**EXTRAIT DU TEXTE**

• • • • •

Apportez-moi la tête d'Alfredo Garcia est sans doute l'un des tout meilleurs films de
Sam Peckinpah, quand bien même il est
assez méconnu.
Les thèmes
habituels du réalisateur sont bien présents, de même cette violence qui signe le jaillissement de l’énergie des personnages, son ton général mêlant
noirceur et nostalgie ainsi que son style si particulier (avec ses variations
de rythme, son surdécoupage, ses ralentis). Le film scrute bientôt le
parcours de Benny, ce pianiste qui croit entrevoir une chance pour s’en sortir.
Warren Oates, excellent, construit un loser qui va progressivement s’enfoncer
dans l’enfer de la mission qu’il veut remplir. Et s’il croit avoir trouvé pendant
un temps une direction pour s’en sortir – accompagné d’Elita, avec laquelle il
se berce d’illusions – il se rendra compte, au fil de son parcours
infernal, qu’il est le jouet mauvais de quelques puissances (ici la puissance
de El Jefe, le patriarche) et que tout cela n’a aucun sens.
Les premières
images étonnantes – qui évoquent un
paradis calme, avec Theresa enceinte au bord de l’eau – sont comme hors du
temps, puis elles évoquent un western (les hommes de main avec leurs révolvers,
les chevaux qui passent, le bruit des éperons) et il faudra quelques minutes
encore pour que l’on comprenne que le film est contemporain : lorsque,
suite à l’injonction de El Jefe, la horde part en chasse, le film se mue en un
étrange road-movie.
Loin de la trajectoire
directe habituelle (celle d’Easy Rider ou
de Vanishing Point), le film promène
ses protagonistes dans une terrible trajectoire circulaire, comme un
aller-retour vers un cimetière. Et, le long de cette route d’abord goudronnée, puis bientôt poussiéreuse et défoncée, les rencontres ne sont que violences et
tueries. Comme dans Les Chiens de paille,
Peckinpah dérange avec une scène de viol ambiguë (que désire Elita ?) et
les cadavres jalonnent le parcours de Benny.

• • • • •

**DONNÉES FOURNIES**
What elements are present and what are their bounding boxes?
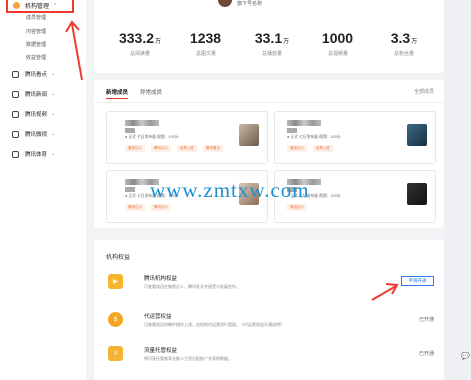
arrow-to-sidebar [65, 20, 83, 81]
arrow-to-apply-button [371, 283, 399, 301]
annotation-arrows [65, 20, 399, 301]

• • • • •

**TRAVAIL DEMANDÉ**
Recopiez à l'identique, dans la critique du film de Peckinpah, tout le passage qui va de « Warren Oates, excellent, construit » jusqu'à « étrange road-movie. ».

**SOLUTION CI-DESSOUS**
Warren Oates, excellent, construit un loser qui va progressivement s’enfoncer
dans l’enfer de la mission qu’il veut remplir. Et s’il croit avoir trouvé pendant
un temps une direction pour s’en sortir – accompagné d’Elita, avec laquelle il
se berce d’illusions – il se rendra compte, au fil de son parcours
infernal, qu’il est le jouet mauvais de quelques puissances (ici la puissance
de El Jefe, le patriarche) et que tout cela n’a aucun sens.
Les premières
images étonnantes – qui évoquent un
paradis calme, avec Theresa enceinte au bord de l’eau – sont comme hors du
temps, puis elles évoquent un western (les hommes de main avec leurs révolvers,
les chevaux qui passent, le bruit des éperons) et il faudra quelques minutes
encore pour que l’on comprenne que le film est contemporain : lorsque,
suite à l’injonction de El Jefe, la horde part en chasse, le film se mue en un
étrange road-movie.